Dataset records
━━━━━━━━━━━━━━━━━━━━

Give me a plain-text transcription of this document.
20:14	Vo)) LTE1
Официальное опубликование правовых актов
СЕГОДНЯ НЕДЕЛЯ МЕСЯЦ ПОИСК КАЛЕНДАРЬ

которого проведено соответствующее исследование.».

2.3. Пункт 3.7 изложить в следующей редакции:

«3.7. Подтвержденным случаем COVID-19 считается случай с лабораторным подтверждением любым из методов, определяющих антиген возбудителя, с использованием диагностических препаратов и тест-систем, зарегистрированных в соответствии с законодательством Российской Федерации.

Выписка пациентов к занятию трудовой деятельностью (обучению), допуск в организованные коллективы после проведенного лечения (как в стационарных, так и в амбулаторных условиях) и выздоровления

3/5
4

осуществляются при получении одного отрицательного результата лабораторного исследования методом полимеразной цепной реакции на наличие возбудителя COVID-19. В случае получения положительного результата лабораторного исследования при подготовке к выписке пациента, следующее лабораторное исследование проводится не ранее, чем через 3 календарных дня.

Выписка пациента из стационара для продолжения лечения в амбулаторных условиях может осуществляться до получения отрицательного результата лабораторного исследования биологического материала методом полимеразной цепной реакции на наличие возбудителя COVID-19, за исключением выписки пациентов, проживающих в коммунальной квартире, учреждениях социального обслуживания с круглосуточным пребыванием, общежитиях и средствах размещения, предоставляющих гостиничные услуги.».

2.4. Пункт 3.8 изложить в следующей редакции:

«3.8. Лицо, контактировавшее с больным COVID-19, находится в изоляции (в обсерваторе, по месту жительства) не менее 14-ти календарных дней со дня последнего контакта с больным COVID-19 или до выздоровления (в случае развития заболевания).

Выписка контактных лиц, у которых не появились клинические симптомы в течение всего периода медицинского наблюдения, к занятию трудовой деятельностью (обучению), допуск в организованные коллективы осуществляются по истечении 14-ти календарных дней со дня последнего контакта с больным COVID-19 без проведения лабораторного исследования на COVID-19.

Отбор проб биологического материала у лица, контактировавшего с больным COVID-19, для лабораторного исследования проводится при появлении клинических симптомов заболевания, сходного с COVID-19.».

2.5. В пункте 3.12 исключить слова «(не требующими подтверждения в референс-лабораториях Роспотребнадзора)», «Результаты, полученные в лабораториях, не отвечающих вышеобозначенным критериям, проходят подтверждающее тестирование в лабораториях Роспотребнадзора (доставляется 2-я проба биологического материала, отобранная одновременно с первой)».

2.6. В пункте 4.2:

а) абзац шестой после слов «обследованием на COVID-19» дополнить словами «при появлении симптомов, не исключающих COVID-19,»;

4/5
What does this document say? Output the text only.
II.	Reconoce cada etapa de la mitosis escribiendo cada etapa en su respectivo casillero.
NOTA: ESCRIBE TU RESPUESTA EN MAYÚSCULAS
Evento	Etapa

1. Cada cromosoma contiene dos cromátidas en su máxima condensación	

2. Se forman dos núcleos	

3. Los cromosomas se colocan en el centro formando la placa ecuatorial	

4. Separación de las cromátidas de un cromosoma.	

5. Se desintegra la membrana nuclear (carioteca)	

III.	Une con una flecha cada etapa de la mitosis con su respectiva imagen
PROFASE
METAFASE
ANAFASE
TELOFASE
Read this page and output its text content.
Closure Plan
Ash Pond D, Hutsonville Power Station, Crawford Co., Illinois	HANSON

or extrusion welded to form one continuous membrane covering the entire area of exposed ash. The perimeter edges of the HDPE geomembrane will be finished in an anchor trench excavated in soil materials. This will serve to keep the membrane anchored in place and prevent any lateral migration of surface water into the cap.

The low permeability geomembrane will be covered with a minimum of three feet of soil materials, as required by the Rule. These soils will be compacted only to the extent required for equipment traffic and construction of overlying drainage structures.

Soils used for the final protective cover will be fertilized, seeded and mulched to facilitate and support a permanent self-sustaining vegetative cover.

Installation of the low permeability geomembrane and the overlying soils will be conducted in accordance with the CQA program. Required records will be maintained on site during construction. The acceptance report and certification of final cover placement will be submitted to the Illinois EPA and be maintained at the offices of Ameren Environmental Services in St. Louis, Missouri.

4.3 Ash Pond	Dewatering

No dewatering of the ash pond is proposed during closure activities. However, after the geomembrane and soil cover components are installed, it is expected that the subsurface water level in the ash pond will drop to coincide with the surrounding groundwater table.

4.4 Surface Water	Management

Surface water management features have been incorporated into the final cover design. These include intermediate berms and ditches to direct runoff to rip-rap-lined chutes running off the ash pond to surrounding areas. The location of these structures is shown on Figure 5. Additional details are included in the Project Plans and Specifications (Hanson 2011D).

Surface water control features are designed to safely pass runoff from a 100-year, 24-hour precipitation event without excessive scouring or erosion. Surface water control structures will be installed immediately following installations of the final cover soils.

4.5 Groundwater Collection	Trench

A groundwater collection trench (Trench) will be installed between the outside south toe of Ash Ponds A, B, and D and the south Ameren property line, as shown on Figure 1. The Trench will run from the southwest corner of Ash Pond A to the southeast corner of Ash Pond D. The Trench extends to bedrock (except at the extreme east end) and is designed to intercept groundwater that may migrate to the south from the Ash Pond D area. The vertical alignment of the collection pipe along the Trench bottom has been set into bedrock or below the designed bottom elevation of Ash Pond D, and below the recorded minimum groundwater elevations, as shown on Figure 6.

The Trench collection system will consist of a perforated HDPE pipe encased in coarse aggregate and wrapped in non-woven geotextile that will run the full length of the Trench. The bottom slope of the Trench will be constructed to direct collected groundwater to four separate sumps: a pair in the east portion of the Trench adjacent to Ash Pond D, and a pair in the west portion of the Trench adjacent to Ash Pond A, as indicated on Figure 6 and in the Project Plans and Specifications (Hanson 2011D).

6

━━━━━━━━━━━━━━━━━━━━

* **DIRECTIONS**
Write the listing out again, exactly as it reads.

* **COMPLETE RESPONSE**
Give me a plain-text transcription of this document.
20:14	Vo)) LTE1
Официальное опубликование правовых актов
СЕГОДНЯ НЕДЕЛЯ МЕСЯЦ ПОИСК КАЛЕНДАРЬ

которого проведено соответствующее исследование.».

2.3. Пункт 3.7 изложить в следующей редакции:

«3.7. Подтвержденным случаем COVID-19 считается случай с лабораторным подтверждением любым из методов, определяющих антиген возбудителя, с использованием диагностических препаратов и тест-систем, зарегистрированных в соответствии с законодательством Российской Федерации.

Выписка пациентов к занятию трудовой деятельностью (обучению), допуск в организованные коллективы после проведенного лечения (как в стационарных, так и в амбулаторных условиях) и выздоровления

3/5
4

осуществляются при получении одного отрицательного результата лабораторного исследования методом полимеразной цепной реакции на наличие возбудителя COVID-19. В случае получения положительного результата лабораторного исследования при подготовке к выписке пациента, следующее лабораторное исследование проводится не ранее, чем через 3 календарных дня.

Выписка пациента из стационара для продолжения лечения в амбулаторных условиях может осуществляться до получения отрицательного результата лабораторного исследования биологического материала методом полимеразной цепной реакции на наличие возбудителя COVID-19, за исключением выписки пациентов, проживающих в коммунальной квартире, учреждениях социального обслуживания с круглосуточным пребыванием, общежитиях и средствах размещения, предоставляющих гостиничные услуги.».

2.4. Пункт 3.8 изложить в следующей редакции:

«3.8. Лицо, контактировавшее с больным COVID-19, находится в изоляции (в обсерваторе, по месту жительства) не менее 14-ти календарных дней со дня последнего контакта с больным COVID-19 или до выздоровления (в случае развития заболевания).

Выписка контактных лиц, у которых не появились клинические симптомы в течение всего периода медицинского наблюдения, к занятию трудовой деятельностью (обучению), допуск в организованные коллективы осуществляются по истечении 14-ти календарных дней со дня последнего контакта с больным COVID-19 без проведения лабораторного исследования на COVID-19.

Отбор проб биологического материала у лица, контактировавшего с больным COVID-19, для лабораторного исследования проводится при появлении клинических симптомов заболевания, сходного с COVID-19.».

2.5. В пункте 3.12 исключить слова «(не требующими подтверждения в референс-лабораториях Роспотребнадзора)», «Результаты, полученные в лабораториях, не отвечающих вышеобозначенным критериям, проходят подтверждающее тестирование в лабораториях Роспотребнадзора (доставляется 2-я проба биологического материала, отобранная одновременно с первой)».

2.6. В пункте 4.2:

а) абзац шестой после слов «обследованием на COVID-19» дополнить словами «при появлении симптомов, не исключающих COVID-19,»;

4/5
What does this document say? Output the text only.
II.	Reconoce cada etapa de la mitosis escribiendo cada etapa en su respectivo casillero.
NOTA: ESCRIBE TU RESPUESTA EN MAYÚSCULAS
Evento	Etapa

1. Cada cromosoma contiene dos cromátidas en su máxima condensación	

2. Se forman dos núcleos	

3. Los cromosomas se colocan en el centro formando la placa ecuatorial	

4. Separación de las cromátidas de un cromosoma.	

5. Se desintegra la membrana nuclear (carioteca)	

III.	Une con una flecha cada etapa de la mitosis con su respectiva imagen
PROFASE
METAFASE
ANAFASE
TELOFASE
Read this page and output its text content.
Closure Plan
Ash Pond D, Hutsonville Power Station, Crawford Co., Illinois	HANSON

or extrusion welded to form one continuous membrane covering the entire area of exposed ash. The perimeter edges of the HDPE geomembrane will be finished in an anchor trench excavated in soil materials. This will serve to keep the membrane anchored in place and prevent any lateral migration of surface water into the cap.

The low permeability geomembrane will be covered with a minimum of three feet of soil materials, as required by the Rule. These soils will be compacted only to the extent required for equipment traffic and construction of overlying drainage structures.

Soils used for the final protective cover will be fertilized, seeded and mulched to facilitate and support a permanent self-sustaining vegetative cover.

Installation of the low permeability geomembrane and the overlying soils will be conducted in accordance with the CQA program. Required records will be maintained on site during construction. The acceptance report and certification of final cover placement will be submitted to the Illinois EPA and be maintained at the offices of Ameren Environmental Services in St. Louis, Missouri.

4.3 Ash Pond	Dewatering

No dewatering of the ash pond is proposed during closure activities. However, after the geomembrane and soil cover components are installed, it is expected that the subsurface water level in the ash pond will drop to coincide with the surrounding groundwater table.

4.4 Surface Water	Management

Surface water management features have been incorporated into the final cover design. These include intermediate berms and ditches to direct runoff to rip-rap-lined chutes running off the ash pond to surrounding areas. The location of these structures is shown on Figure 5. Additional details are included in the Project Plans and Specifications (Hanson 2011D).

Surface water control features are designed to safely pass runoff from a 100-year, 24-hour precipitation event without excessive scouring or erosion. Surface water control structures will be installed immediately following installations of the final cover soils.

4.5 Groundwater Collection	Trench

A groundwater collection trench (Trench) will be installed between the outside south toe of Ash Ponds A, B, and D and the south Ameren property line, as shown on Figure 1. The Trench will run from the southwest corner of Ash Pond A to the southeast corner of Ash Pond D. The Trench extends to bedrock (except at the extreme east end) and is designed to intercept groundwater that may migrate to the south from the Ash Pond D area. The vertical alignment of the collection pipe along the Trench bottom has been set into bedrock or below the designed bottom elevation of Ash Pond D, and below the recorded minimum groundwater elevations, as shown on Figure 6.

The Trench collection system will consist of a perforated HDPE pipe encased in coarse aggregate and wrapped in non-woven geotextile that will run the full length of the Trench. The bottom slope of the Trench will be constructed to direct collected groundwater to four separate sumps: a pair in the east portion of the Trench adjacent to Ash Pond D, and a pair in the west portion of the Trench adjacent to Ash Pond A, as indicated on Figure 6 and in the Project Plans and Specifications (Hanson 2011D).

6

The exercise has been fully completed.